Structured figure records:
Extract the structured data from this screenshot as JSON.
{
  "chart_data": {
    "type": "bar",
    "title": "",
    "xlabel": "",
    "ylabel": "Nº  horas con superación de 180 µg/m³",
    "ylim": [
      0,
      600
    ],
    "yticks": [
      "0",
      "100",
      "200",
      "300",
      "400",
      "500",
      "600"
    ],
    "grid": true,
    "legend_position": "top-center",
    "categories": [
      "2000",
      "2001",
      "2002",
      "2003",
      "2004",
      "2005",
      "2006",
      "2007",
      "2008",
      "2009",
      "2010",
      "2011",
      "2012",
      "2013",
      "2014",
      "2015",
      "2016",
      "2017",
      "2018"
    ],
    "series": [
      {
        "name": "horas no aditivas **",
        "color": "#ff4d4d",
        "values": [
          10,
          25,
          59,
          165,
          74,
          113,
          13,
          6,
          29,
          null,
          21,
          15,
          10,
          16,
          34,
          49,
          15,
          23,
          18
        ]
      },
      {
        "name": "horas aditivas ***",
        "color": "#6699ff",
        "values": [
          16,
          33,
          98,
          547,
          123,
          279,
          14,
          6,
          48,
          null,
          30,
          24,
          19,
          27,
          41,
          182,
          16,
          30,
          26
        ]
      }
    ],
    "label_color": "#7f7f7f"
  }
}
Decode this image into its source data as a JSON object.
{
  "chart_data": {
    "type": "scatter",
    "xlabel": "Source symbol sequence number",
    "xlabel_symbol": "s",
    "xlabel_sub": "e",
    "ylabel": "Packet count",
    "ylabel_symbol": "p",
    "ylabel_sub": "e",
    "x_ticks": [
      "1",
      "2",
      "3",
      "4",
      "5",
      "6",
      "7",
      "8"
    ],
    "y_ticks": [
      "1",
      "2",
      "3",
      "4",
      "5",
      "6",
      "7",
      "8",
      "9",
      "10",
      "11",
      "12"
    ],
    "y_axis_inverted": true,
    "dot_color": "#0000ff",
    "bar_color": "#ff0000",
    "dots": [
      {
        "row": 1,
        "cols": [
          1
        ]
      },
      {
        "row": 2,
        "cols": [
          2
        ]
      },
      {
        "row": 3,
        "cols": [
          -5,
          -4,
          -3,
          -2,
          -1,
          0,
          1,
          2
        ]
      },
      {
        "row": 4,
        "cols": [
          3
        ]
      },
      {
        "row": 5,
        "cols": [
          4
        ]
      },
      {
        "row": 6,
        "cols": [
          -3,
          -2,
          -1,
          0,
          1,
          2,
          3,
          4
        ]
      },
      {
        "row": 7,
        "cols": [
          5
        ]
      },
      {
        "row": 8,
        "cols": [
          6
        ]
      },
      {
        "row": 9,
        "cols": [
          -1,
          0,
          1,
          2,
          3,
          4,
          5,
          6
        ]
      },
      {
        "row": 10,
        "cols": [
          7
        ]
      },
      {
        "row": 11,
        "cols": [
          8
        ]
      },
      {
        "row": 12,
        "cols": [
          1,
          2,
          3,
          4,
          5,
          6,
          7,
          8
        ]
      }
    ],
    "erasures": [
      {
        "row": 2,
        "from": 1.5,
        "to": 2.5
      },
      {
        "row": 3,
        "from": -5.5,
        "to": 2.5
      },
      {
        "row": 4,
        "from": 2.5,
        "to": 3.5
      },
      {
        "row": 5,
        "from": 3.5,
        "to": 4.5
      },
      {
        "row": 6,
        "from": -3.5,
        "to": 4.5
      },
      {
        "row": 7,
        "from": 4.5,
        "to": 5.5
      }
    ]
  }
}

* AIM OF THE EXERCISE *
Your task is to extract all of the records exactly.

* ANSWER IN FULL *
Extract the structured data from this screenshot as JSON.
{
  "chart_data": {
    "type": "bar",
    "title": "",
    "xlabel": "",
    "ylabel": "Nº  horas con superación de 180 µg/m³",
    "ylim": [
      0,
      600
    ],
    "yticks": [
      "0",
      "100",
      "200",
      "300",
      "400",
      "500",
      "600"
    ],
    "grid": true,
    "legend_position": "top-center",
    "categories": [
      "2000",
      "2001",
      "2002",
      "2003",
      "2004",
      "2005",
      "2006",
      "2007",
      "2008",
      "2009",
      "2010",
      "2011",
      "2012",
      "2013",
      "2014",
      "2015",
      "2016",
      "2017",
      "2018"
    ],
    "series": [
      {
        "name": "horas no aditivas **",
        "color": "#ff4d4d",
        "values": [
          10,
          25,
          59,
          165,
          74,
          113,
          13,
          6,
          29,
          null,
          21,
          15,
          10,
          16,
          34,
          49,
          15,
          23,
          18
        ]
      },
      {
        "name": "horas aditivas ***",
        "color": "#6699ff",
        "values": [
          16,
          33,
          98,
          547,
          123,
          279,
          14,
          6,
          48,
          null,
          30,
          24,
          19,
          27,
          41,
          182,
          16,
          30,
          26
        ]
      }
    ],
    "label_color": "#7f7f7f"
  }
}
Decode this image into its source data as a JSON object.
{
  "chart_data": {
    "type": "scatter",
    "xlabel": "Source symbol sequence number",
    "xlabel_symbol": "s",
    "xlabel_sub": "e",
    "ylabel": "Packet count",
    "ylabel_symbol": "p",
    "ylabel_sub": "e",
    "x_ticks": [
      "1",
      "2",
      "3",
      "4",
      "5",
      "6",
      "7",
      "8"
    ],
    "y_ticks": [
      "1",
      "2",
      "3",
      "4",
      "5",
      "6",
      "7",
      "8",
      "9",
      "10",
      "11",
      "12"
    ],
    "y_axis_inverted": true,
    "dot_color": "#0000ff",
    "bar_color": "#ff0000",
    "dots": [
      {
        "row": 1,
        "cols": [
          1
        ]
      },
      {
        "row": 2,
        "cols": [
          2
        ]
      },
      {
        "row": 3,
        "cols": [
          -5,
          -4,
          -3,
          -2,
          -1,
          0,
          1,
          2
        ]
      },
      {
        "row": 4,
        "cols": [
          3
        ]
      },
      {
        "row": 5,
        "cols": [
          4
        ]
      },
      {
        "row": 6,
        "cols": [
          -3,
          -2,
          -1,
          0,
          1,
          2,
          3,
          4
        ]
      },
      {
        "row": 7,
        "cols": [
          5
        ]
      },
      {
        "row": 8,
        "cols": [
          6
        ]
      },
      {
        "row": 9,
        "cols": [
          -1,
          0,
          1,
          2,
          3,
          4,
          5,
          6
        ]
      },
      {
        "row": 10,
        "cols": [
          7
        ]
      },
      {
        "row": 11,
        "cols": [
          8
        ]
      },
      {
        "row": 12,
        "cols": [
          1,
          2,
          3,
          4,
          5,
          6,
          7,
          8
        ]
      }
    ],
    "erasures": [
      {
        "row": 2,
        "from": 1.5,
        "to": 2.5
      },
      {
        "row": 3,
        "from": -5.5,
        "to": 2.5
      },
      {
        "row": 4,
        "from": 2.5,
        "to": 3.5
      },
      {
        "row": 5,
        "from": 3.5,
        "to": 4.5
      },
      {
        "row": 6,
        "from": -3.5,
        "to": 4.5
      },
      {
        "row": 7,
        "from": 4.5,
        "to": 5.5
      }
    ]
  }
}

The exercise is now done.